▶ _EXERCISE BRIEF_: Count how many lines hold the string "County", and give only that number.

▶ _Source records_:
▬▬▬▬▬▬▬▬▬▬
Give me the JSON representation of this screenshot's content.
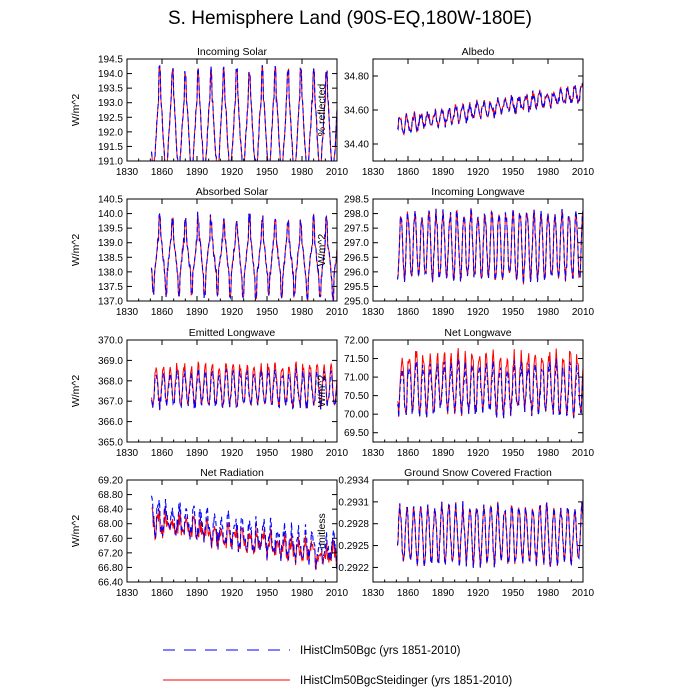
{
  "figure": {
    "title": "S. Hemisphere Land (90S-EQ,180W-180E)"
  },
  "legend": [
    {
      "label": "IHistClm50Bgc (yrs 1851-2010)",
      "color": "#0000ff",
      "dash": "dashed"
    },
    {
      "label": "IHistClm50BgcSteidinger (yrs 1851-2010)",
      "color": "#ff0000",
      "dash": "solid"
    }
  ],
  "chart_data": [
    {
      "type": "line",
      "title": "Incoming Solar",
      "ylabel": "W/m^2",
      "xlim": [
        1830,
        2010
      ],
      "xticks": [
        1830,
        1860,
        1890,
        1920,
        1950,
        1980,
        2010
      ],
      "ylim": [
        191.0,
        194.5
      ],
      "yticks": [
        191.0,
        191.5,
        192.0,
        192.5,
        193.0,
        193.5,
        194.0,
        194.5
      ],
      "ytick_labels": [
        "191.0",
        "191.5",
        "192.0",
        "192.5",
        "193.0",
        "193.5",
        "194.0",
        "194.5"
      ],
      "x_start": 1851,
      "x_end": 2010,
      "period": 11,
      "phase": 1858,
      "mean": 192.1,
      "amplitude": 1.3,
      "trend": 0.0,
      "noise": 0.15,
      "spike": 0.8,
      "diff": 0.0
    },
    {
      "type": "line",
      "title": "Albedo",
      "ylabel": "% reflected",
      "xlim": [
        1830,
        2010
      ],
      "xticks": [
        1830,
        1860,
        1890,
        1920,
        1950,
        1980,
        2010
      ],
      "ylim": [
        34.3,
        34.9
      ],
      "yticks": [
        34.4,
        34.6,
        34.8
      ],
      "ytick_labels": [
        "34.40",
        "34.60",
        "34.80"
      ],
      "x_start": 1851,
      "x_end": 2010,
      "period": 6,
      "phase": 1853,
      "mean": 34.51,
      "amplitude": 0.04,
      "trend": 0.0012,
      "noise": 0.025,
      "spike": 0.0,
      "diff": 0.004
    },
    {
      "type": "line",
      "title": "Absorbed Solar",
      "ylabel": "W/m^2",
      "xlim": [
        1830,
        2010
      ],
      "xticks": [
        1830,
        1860,
        1890,
        1920,
        1950,
        1980,
        2010
      ],
      "ylim": [
        137.0,
        140.5
      ],
      "yticks": [
        137.0,
        137.5,
        138.0,
        138.5,
        139.0,
        139.5,
        140.0,
        140.5
      ],
      "ytick_labels": [
        "137.0",
        "137.5",
        "138.0",
        "138.5",
        "139.0",
        "139.5",
        "140.0",
        "140.5"
      ],
      "x_start": 1851,
      "x_end": 2010,
      "period": 11,
      "phase": 1858,
      "mean": 138.6,
      "amplitude": 0.7,
      "trend": -0.001,
      "noise": 0.15,
      "spike": 0.7,
      "diff": 0.0
    },
    {
      "type": "line",
      "title": "Incoming Longwave",
      "ylabel": "W/m^2",
      "xlim": [
        1830,
        2010
      ],
      "xticks": [
        1830,
        1860,
        1890,
        1920,
        1950,
        1980,
        2010
      ],
      "ylim": [
        295.0,
        298.5
      ],
      "yticks": [
        295.0,
        295.5,
        296.0,
        296.5,
        297.0,
        297.5,
        298.0,
        298.5
      ],
      "ytick_labels": [
        "295.0",
        "295.5",
        "296.0",
        "296.5",
        "297.0",
        "297.5",
        "298.0",
        "298.5"
      ],
      "x_start": 1851,
      "x_end": 2010,
      "period": 6,
      "phase": 1854,
      "mean": 296.9,
      "amplitude": 1.1,
      "trend": 0.0,
      "noise": 0.2,
      "spike": 0.0,
      "diff": 0.0
    },
    {
      "type": "line",
      "title": "Emitted Longwave",
      "ylabel": "W/m^2",
      "xlim": [
        1830,
        2010
      ],
      "xticks": [
        1830,
        1860,
        1890,
        1920,
        1950,
        1980,
        2010
      ],
      "ylim": [
        365.0,
        370.0
      ],
      "yticks": [
        365.0,
        366.0,
        367.0,
        368.0,
        369.0,
        370.0
      ],
      "ytick_labels": [
        "365.0",
        "366.0",
        "367.0",
        "368.0",
        "369.0",
        "370.0"
      ],
      "x_start": 1851,
      "x_end": 2010,
      "period": 6,
      "phase": 1855,
      "mean": 367.6,
      "amplitude": 0.8,
      "trend": 0.0,
      "noise": 0.25,
      "spike": 0.0,
      "diff": 0.35
    },
    {
      "type": "line",
      "title": "Net Longwave",
      "ylabel": "W/m^2",
      "xlim": [
        1830,
        2010
      ],
      "xticks": [
        1830,
        1860,
        1890,
        1920,
        1950,
        1980,
        2010
      ],
      "ylim": [
        69.25,
        72.0
      ],
      "yticks": [
        69.5,
        70.0,
        70.5,
        71.0,
        71.5,
        72.0
      ],
      "ytick_labels": [
        "69.50",
        "70.00",
        "70.50",
        "71.00",
        "71.50",
        "72.00"
      ],
      "x_start": 1851,
      "x_end": 2010,
      "period": 6,
      "phase": 1855,
      "mean": 70.7,
      "amplitude": 0.6,
      "trend": 0.0,
      "noise": 0.2,
      "spike": 0.0,
      "diff": 0.3
    },
    {
      "type": "line",
      "title": "Net Radiation",
      "ylabel": "W/m^2",
      "xlim": [
        1830,
        2010
      ],
      "xticks": [
        1830,
        1860,
        1890,
        1920,
        1950,
        1980,
        2010
      ],
      "ylim": [
        66.4,
        69.2
      ],
      "yticks": [
        66.4,
        66.8,
        67.2,
        67.6,
        68.0,
        68.4,
        68.8,
        69.2
      ],
      "ytick_labels": [
        "66.40",
        "66.80",
        "67.20",
        "67.60",
        "68.00",
        "68.40",
        "68.80",
        "69.20"
      ],
      "x_start": 1851,
      "x_end": 2010,
      "period": 6,
      "phase": 1857,
      "mean": 68.2,
      "amplitude": 0.35,
      "trend": -0.006,
      "noise": 0.25,
      "spike": 0.0,
      "diff": -0.3
    },
    {
      "type": "line",
      "title": "Ground Snow Covered Fraction",
      "ylabel": "unitless",
      "xlim": [
        1830,
        2010
      ],
      "xticks": [
        1830,
        1860,
        1890,
        1920,
        1950,
        1980,
        2010
      ],
      "ylim": [
        0.292,
        0.2934
      ],
      "yticks": [
        0.2922,
        0.2925,
        0.2928,
        0.2931,
        0.2934
      ],
      "ytick_labels": [
        "0.2922",
        "0.2925",
        "0.2928",
        "0.2931",
        "0.2934"
      ],
      "x_start": 1851,
      "x_end": 2010,
      "period": 6,
      "phase": 1853,
      "mean": 0.29265,
      "amplitude": 0.00038,
      "trend": 0.0,
      "noise": 8e-05,
      "spike": 0.0,
      "diff": 0.0
    }
  ]
}
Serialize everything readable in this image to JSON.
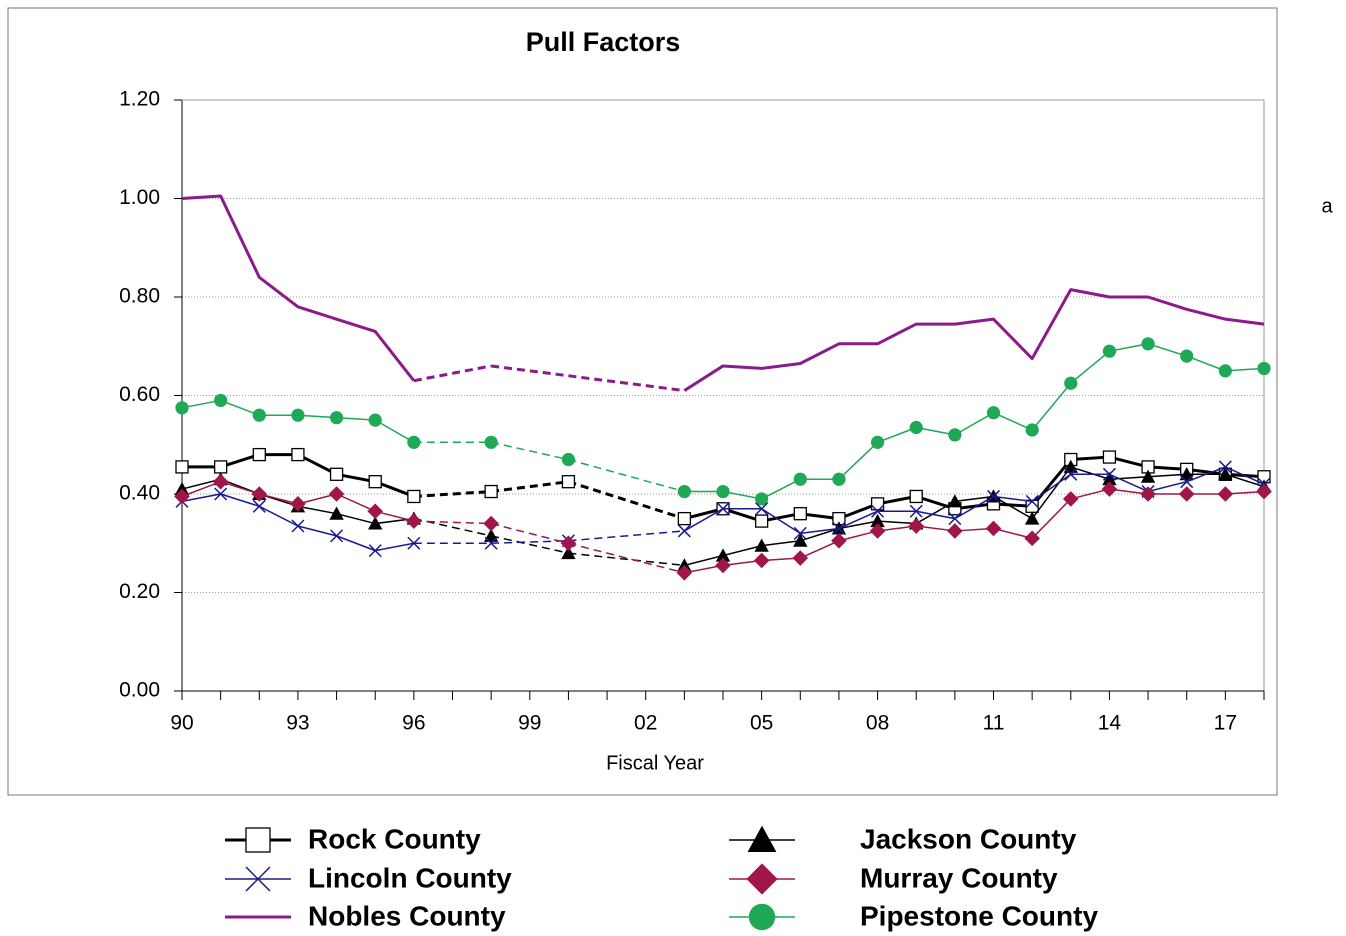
{
  "chart_data": {
    "type": "line",
    "title": "Pull Factors",
    "x_label": "Fiscal Year",
    "stray_text": "a",
    "categories": [
      "90",
      null,
      null,
      "93",
      null,
      null,
      "96",
      null,
      null,
      "99",
      null,
      null,
      "02",
      null,
      null,
      "05",
      null,
      null,
      "08",
      null,
      null,
      "11",
      null,
      null,
      "14",
      null,
      null,
      "17",
      null
    ],
    "ylim": [
      0,
      1.2
    ],
    "yticks": [
      {
        "value": 0,
        "label": "0.00"
      },
      {
        "value": 0.2,
        "label": "0.20"
      },
      {
        "value": 0.4,
        "label": "0.40"
      },
      {
        "value": 0.6,
        "label": "0.60"
      },
      {
        "value": 0.8,
        "label": "0.80"
      },
      {
        "value": 1.0,
        "label": "1.00"
      },
      {
        "value": 1.2,
        "label": "1.20"
      }
    ],
    "grid": true,
    "series": [
      {
        "name": "Rock County",
        "color": "#000000",
        "marker": "square",
        "width": 3,
        "values": [
          0.455,
          0.455,
          0.48,
          0.48,
          0.44,
          0.425,
          0.395,
          null,
          0.405,
          null,
          0.425,
          null,
          null,
          0.35,
          0.37,
          0.345,
          0.36,
          0.35,
          0.38,
          0.395,
          0.37,
          0.38,
          0.375,
          0.47,
          0.475,
          0.455,
          0.45,
          0.44,
          0.435
        ]
      },
      {
        "name": "Jackson County",
        "color": "#000000",
        "marker": "triangle",
        "width": 1.5,
        "values": [
          0.41,
          0.43,
          0.4,
          0.375,
          0.36,
          0.34,
          0.35,
          null,
          0.315,
          null,
          0.28,
          null,
          null,
          0.255,
          0.275,
          0.295,
          0.305,
          0.33,
          0.345,
          0.34,
          0.385,
          0.395,
          0.35,
          0.455,
          0.43,
          0.435,
          0.44,
          0.44,
          0.415
        ]
      },
      {
        "name": "Lincoln County",
        "color": "#1a1a8c",
        "marker": "x",
        "width": 1.5,
        "values": [
          0.385,
          0.4,
          0.375,
          0.335,
          0.315,
          0.285,
          0.3,
          null,
          0.3,
          null,
          0.305,
          null,
          null,
          0.325,
          0.37,
          0.37,
          0.32,
          0.33,
          0.365,
          0.365,
          0.35,
          0.395,
          0.385,
          0.44,
          0.44,
          0.405,
          0.425,
          0.455,
          0.42
        ]
      },
      {
        "name": "Murray County",
        "color": "#a0164a",
        "marker": "diamond",
        "width": 1.5,
        "values": [
          0.395,
          0.425,
          0.4,
          0.38,
          0.4,
          0.365,
          0.345,
          null,
          0.34,
          null,
          0.3,
          null,
          null,
          0.24,
          0.255,
          0.265,
          0.27,
          0.305,
          0.325,
          0.335,
          0.325,
          0.33,
          0.31,
          0.39,
          0.41,
          0.4,
          0.4,
          0.4,
          0.405
        ]
      },
      {
        "name": "Nobles County",
        "color": "#8b1a8b",
        "marker": "none",
        "width": 3,
        "values": [
          1.0,
          1.005,
          0.84,
          0.78,
          0.755,
          0.73,
          0.63,
          null,
          0.66,
          null,
          0.64,
          null,
          null,
          0.61,
          0.66,
          0.655,
          0.665,
          0.705,
          0.705,
          0.745,
          0.745,
          0.755,
          0.675,
          0.815,
          0.8,
          0.8,
          0.775,
          0.755,
          0.745
        ]
      },
      {
        "name": "Pipestone County",
        "color": "#1fa855",
        "marker": "circle",
        "width": 1.5,
        "values": [
          0.575,
          0.59,
          0.56,
          0.56,
          0.555,
          0.55,
          0.505,
          null,
          0.505,
          null,
          0.47,
          null,
          null,
          0.405,
          0.405,
          0.39,
          0.43,
          0.43,
          0.505,
          0.535,
          0.52,
          0.565,
          0.53,
          0.625,
          0.69,
          0.705,
          0.68,
          0.65,
          0.655
        ]
      }
    ]
  }
}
▬▬▬▬▬▬▬▬▬▬
▶ _SOLUTION FOR THIS TASK_: 6